Dataset listings of figures
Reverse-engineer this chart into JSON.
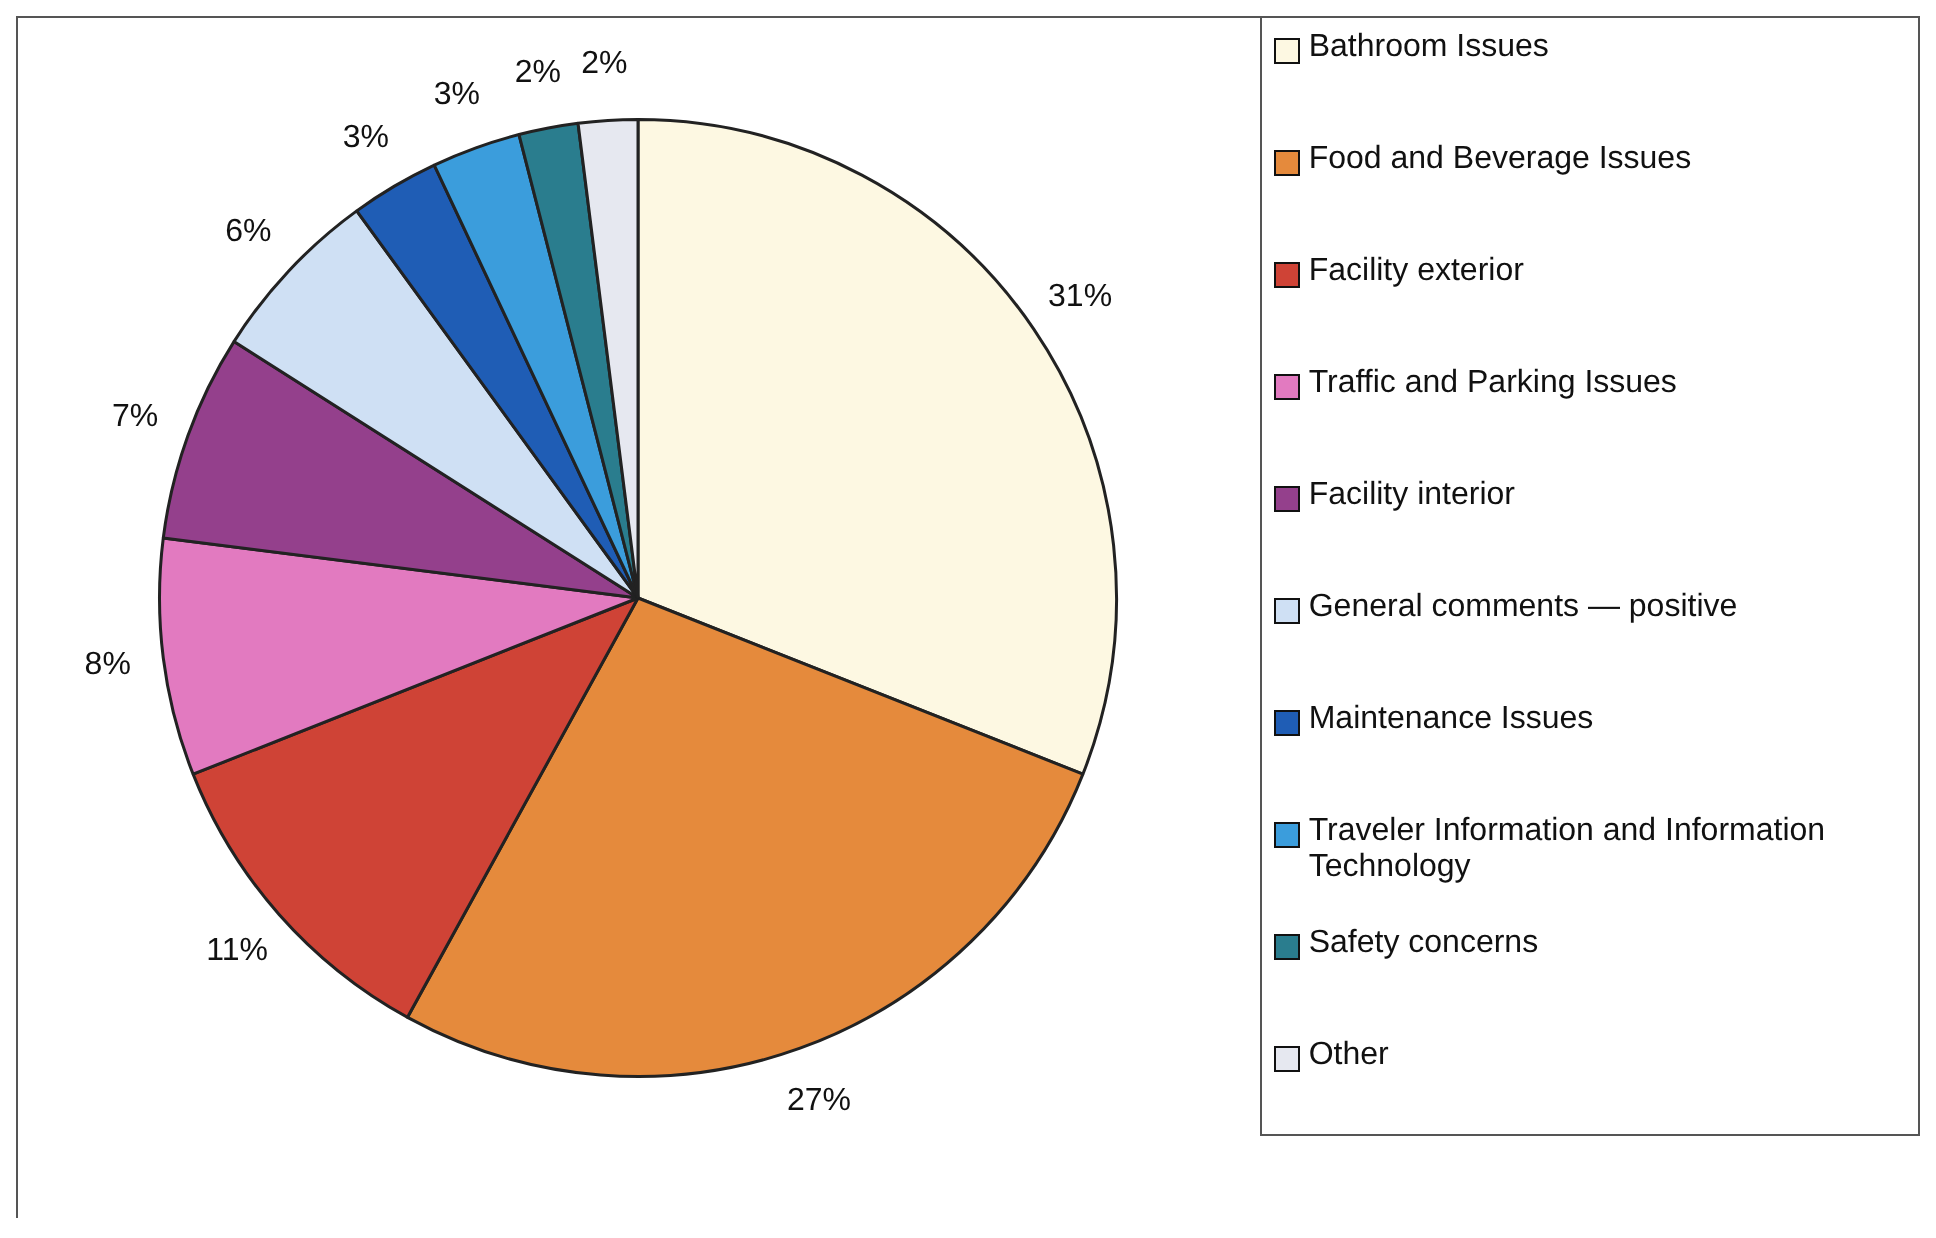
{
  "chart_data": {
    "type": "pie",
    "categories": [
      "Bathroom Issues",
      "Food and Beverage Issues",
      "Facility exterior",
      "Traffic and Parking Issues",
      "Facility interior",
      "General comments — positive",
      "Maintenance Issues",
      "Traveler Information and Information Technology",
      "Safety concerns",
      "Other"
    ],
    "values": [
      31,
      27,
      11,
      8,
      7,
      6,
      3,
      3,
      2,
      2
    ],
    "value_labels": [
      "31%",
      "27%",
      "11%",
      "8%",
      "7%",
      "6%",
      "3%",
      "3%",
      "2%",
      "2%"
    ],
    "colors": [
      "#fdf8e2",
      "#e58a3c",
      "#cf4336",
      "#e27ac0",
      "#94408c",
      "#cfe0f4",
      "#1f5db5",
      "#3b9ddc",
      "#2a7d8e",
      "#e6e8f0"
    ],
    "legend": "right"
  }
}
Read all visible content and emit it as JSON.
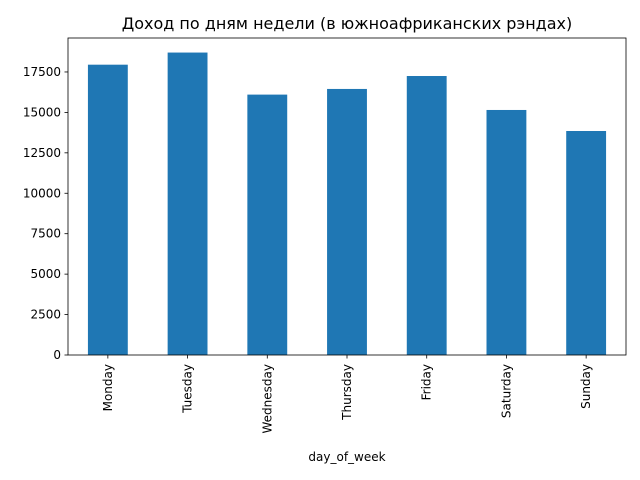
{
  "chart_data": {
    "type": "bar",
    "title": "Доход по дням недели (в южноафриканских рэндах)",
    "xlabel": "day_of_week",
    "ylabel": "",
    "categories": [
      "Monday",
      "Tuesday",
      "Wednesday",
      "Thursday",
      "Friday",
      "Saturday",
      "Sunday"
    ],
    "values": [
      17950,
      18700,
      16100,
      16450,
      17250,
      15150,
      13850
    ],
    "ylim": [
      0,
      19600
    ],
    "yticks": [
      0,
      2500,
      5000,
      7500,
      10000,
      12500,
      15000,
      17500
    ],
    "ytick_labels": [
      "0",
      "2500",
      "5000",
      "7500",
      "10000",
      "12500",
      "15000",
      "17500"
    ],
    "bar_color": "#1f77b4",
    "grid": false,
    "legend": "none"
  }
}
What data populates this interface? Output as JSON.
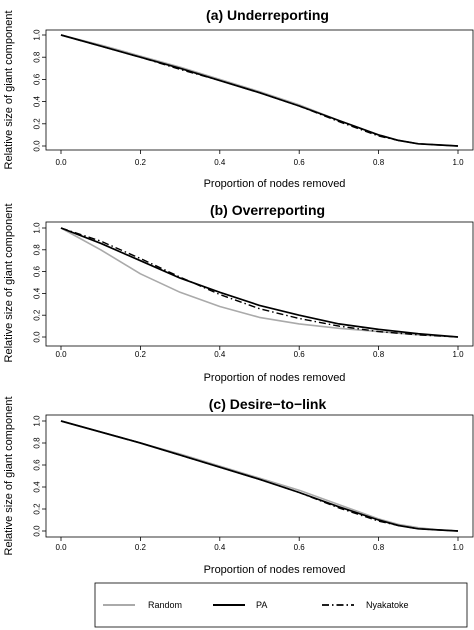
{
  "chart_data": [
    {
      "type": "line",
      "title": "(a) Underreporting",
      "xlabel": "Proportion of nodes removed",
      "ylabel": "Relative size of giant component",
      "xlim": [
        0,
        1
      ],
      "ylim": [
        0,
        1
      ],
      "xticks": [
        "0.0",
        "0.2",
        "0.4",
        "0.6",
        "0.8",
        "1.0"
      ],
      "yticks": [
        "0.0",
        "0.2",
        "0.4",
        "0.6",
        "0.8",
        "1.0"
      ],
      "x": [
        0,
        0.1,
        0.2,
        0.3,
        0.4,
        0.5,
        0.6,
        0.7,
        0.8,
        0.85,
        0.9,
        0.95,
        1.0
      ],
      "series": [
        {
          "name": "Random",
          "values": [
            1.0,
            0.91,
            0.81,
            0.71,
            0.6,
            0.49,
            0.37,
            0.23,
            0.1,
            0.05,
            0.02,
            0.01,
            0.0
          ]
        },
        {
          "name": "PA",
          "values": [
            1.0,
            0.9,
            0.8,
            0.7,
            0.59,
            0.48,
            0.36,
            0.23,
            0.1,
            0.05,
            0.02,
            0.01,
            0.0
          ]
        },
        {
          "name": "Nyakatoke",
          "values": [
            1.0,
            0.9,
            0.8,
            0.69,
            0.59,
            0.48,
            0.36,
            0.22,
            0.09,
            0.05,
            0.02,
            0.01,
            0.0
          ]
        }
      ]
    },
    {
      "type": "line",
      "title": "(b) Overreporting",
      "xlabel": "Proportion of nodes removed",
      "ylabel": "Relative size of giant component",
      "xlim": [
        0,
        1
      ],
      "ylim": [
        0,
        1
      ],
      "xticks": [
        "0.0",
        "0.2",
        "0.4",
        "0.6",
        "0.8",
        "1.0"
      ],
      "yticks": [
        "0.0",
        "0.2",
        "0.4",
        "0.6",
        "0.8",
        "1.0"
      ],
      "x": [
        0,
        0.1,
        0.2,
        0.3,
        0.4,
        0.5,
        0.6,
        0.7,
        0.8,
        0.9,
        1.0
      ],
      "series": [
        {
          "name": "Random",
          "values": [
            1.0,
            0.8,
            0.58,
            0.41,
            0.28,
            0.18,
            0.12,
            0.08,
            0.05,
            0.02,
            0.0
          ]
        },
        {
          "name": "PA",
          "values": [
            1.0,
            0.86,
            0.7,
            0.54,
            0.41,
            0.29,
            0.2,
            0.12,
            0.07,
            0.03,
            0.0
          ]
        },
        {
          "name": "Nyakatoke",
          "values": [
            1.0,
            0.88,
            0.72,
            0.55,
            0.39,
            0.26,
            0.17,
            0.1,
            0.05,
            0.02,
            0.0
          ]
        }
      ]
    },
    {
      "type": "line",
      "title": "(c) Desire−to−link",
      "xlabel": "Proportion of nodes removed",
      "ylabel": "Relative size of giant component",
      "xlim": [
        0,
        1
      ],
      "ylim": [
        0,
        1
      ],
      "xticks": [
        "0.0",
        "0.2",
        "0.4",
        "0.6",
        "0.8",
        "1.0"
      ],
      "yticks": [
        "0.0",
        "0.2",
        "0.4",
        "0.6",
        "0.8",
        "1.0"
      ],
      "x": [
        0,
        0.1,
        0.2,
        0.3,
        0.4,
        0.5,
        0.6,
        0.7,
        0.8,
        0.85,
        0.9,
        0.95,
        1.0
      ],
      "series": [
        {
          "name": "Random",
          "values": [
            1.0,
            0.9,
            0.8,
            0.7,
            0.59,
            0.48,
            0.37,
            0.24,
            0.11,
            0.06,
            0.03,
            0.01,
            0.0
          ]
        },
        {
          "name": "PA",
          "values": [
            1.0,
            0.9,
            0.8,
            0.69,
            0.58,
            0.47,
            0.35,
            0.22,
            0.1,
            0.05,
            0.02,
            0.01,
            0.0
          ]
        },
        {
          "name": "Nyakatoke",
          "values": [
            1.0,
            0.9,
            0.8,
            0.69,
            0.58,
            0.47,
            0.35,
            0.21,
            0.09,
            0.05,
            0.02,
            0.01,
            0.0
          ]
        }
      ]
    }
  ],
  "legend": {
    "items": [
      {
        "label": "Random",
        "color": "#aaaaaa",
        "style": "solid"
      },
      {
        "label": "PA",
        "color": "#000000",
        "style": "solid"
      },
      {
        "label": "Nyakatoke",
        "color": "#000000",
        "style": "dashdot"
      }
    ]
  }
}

→ GIVEN EXERCISE
Keep the pictures out of your copy, and repeat every entry above exactly.

→ COMPLETED TASK
Reverse-engineer this chart into JSON.
{
  "chart_data": {
    "type": "pie",
    "categories": [
      "Bathroom Issues",
      "Food and Beverage Issues",
      "Facility exterior",
      "Traffic and Parking Issues",
      "Facility interior",
      "General comments — positive",
      "Maintenance Issues",
      "Traveler Information and Information Technology",
      "Safety concerns",
      "Other"
    ],
    "values": [
      31,
      27,
      11,
      8,
      7,
      6,
      3,
      3,
      2,
      2
    ],
    "value_labels": [
      "31%",
      "27%",
      "11%",
      "8%",
      "7%",
      "6%",
      "3%",
      "3%",
      "2%",
      "2%"
    ],
    "colors": [
      "#fdf8e2",
      "#e58a3c",
      "#cf4336",
      "#e27ac0",
      "#94408c",
      "#cfe0f4",
      "#1f5db5",
      "#3b9ddc",
      "#2a7d8e",
      "#e6e8f0"
    ],
    "legend": "right"
  }
}
Read all visible content and emit it as JSON.
{
  "chart_data": {
    "type": "bar",
    "title": "Доход по дням недели (в южноафриканских рэндах)",
    "xlabel": "day_of_week",
    "ylabel": "",
    "categories": [
      "Monday",
      "Tuesday",
      "Wednesday",
      "Thursday",
      "Friday",
      "Saturday",
      "Sunday"
    ],
    "values": [
      17950,
      18700,
      16100,
      16450,
      17250,
      15150,
      13850
    ],
    "ylim": [
      0,
      19600
    ],
    "yticks": [
      0,
      2500,
      5000,
      7500,
      10000,
      12500,
      15000,
      17500
    ],
    "ytick_labels": [
      "0",
      "2500",
      "5000",
      "7500",
      "10000",
      "12500",
      "15000",
      "17500"
    ],
    "bar_color": "#1f77b4",
    "grid": false,
    "legend": "none"
  }
}
What data populates this interface? Output as JSON.
{
  "chart_data": [
    {
      "type": "line",
      "title": "(a) Underreporting",
      "xlabel": "Proportion of nodes removed",
      "ylabel": "Relative size of giant component",
      "xlim": [
        0,
        1
      ],
      "ylim": [
        0,
        1
      ],
      "xticks": [
        "0.0",
        "0.2",
        "0.4",
        "0.6",
        "0.8",
        "1.0"
      ],
      "yticks": [
        "0.0",
        "0.2",
        "0.4",
        "0.6",
        "0.8",
        "1.0"
      ],
      "x": [
        0,
        0.1,
        0.2,
        0.3,
        0.4,
        0.5,
        0.6,
        0.7,
        0.8,
        0.85,
        0.9,
        0.95,
        1.0
      ],
      "series": [
        {
          "name": "Random",
          "values": [
            1.0,
            0.91,
            0.81,
            0.71,
            0.6,
            0.49,
            0.37,
            0.23,
            0.1,
            0.05,
            0.02,
            0.01,
            0.0
          ]
        },
        {
          "name": "PA",
          "values": [
            1.0,
            0.9,
            0.8,
            0.7,
            0.59,
            0.48,
            0.36,
            0.23,
            0.1,
            0.05,
            0.02,
            0.01,
            0.0
          ]
        },
        {
          "name": "Nyakatoke",
          "values": [
            1.0,
            0.9,
            0.8,
            0.69,
            0.59,
            0.48,
            0.36,
            0.22,
            0.09,
            0.05,
            0.02,
            0.01,
            0.0
          ]
        }
      ]
    },
    {
      "type": "line",
      "title": "(b) Overreporting",
      "xlabel": "Proportion of nodes removed",
      "ylabel": "Relative size of giant component",
      "xlim": [
        0,
        1
      ],
      "ylim": [
        0,
        1
      ],
      "xticks": [
        "0.0",
        "0.2",
        "0.4",
        "0.6",
        "0.8",
        "1.0"
      ],
      "yticks": [
        "0.0",
        "0.2",
        "0.4",
        "0.6",
        "0.8",
        "1.0"
      ],
      "x": [
        0,
        0.1,
        0.2,
        0.3,
        0.4,
        0.5,
        0.6,
        0.7,
        0.8,
        0.9,
        1.0
      ],
      "series": [
        {
          "name": "Random",
          "values": [
            1.0,
            0.8,
            0.58,
            0.41,
            0.28,
            0.18,
            0.12,
            0.08,
            0.05,
            0.02,
            0.0
          ]
        },
        {
          "name": "PA",
          "values": [
            1.0,
            0.86,
            0.7,
            0.54,
            0.41,
            0.29,
            0.2,
            0.12,
            0.07,
            0.03,
            0.0
          ]
        },
        {
          "name": "Nyakatoke",
          "values": [
            1.0,
            0.88,
            0.72,
            0.55,
            0.39,
            0.26,
            0.17,
            0.1,
            0.05,
            0.02,
            0.0
          ]
        }
      ]
    },
    {
      "type": "line",
      "title": "(c) Desire−to−link",
      "xlabel": "Proportion of nodes removed",
      "ylabel": "Relative size of giant component",
      "xlim": [
        0,
        1
      ],
      "ylim": [
        0,
        1
      ],
      "xticks": [
        "0.0",
        "0.2",
        "0.4",
        "0.6",
        "0.8",
        "1.0"
      ],
      "yticks": [
        "0.0",
        "0.2",
        "0.4",
        "0.6",
        "0.8",
        "1.0"
      ],
      "x": [
        0,
        0.1,
        0.2,
        0.3,
        0.4,
        0.5,
        0.6,
        0.7,
        0.8,
        0.85,
        0.9,
        0.95,
        1.0
      ],
      "series": [
        {
          "name": "Random",
          "values": [
            1.0,
            0.9,
            0.8,
            0.7,
            0.59,
            0.48,
            0.37,
            0.24,
            0.11,
            0.06,
            0.03,
            0.01,
            0.0
          ]
        },
        {
          "name": "PA",
          "values": [
            1.0,
            0.9,
            0.8,
            0.69,
            0.58,
            0.47,
            0.35,
            0.22,
            0.1,
            0.05,
            0.02,
            0.01,
            0.0
          ]
        },
        {
          "name": "Nyakatoke",
          "values": [
            1.0,
            0.9,
            0.8,
            0.69,
            0.58,
            0.47,
            0.35,
            0.21,
            0.09,
            0.05,
            0.02,
            0.01,
            0.0
          ]
        }
      ]
    }
  ],
  "legend": {
    "items": [
      {
        "label": "Random",
        "color": "#aaaaaa",
        "style": "solid"
      },
      {
        "label": "PA",
        "color": "#000000",
        "style": "solid"
      },
      {
        "label": "Nyakatoke",
        "color": "#000000",
        "style": "dashdot"
      }
    ]
  }
}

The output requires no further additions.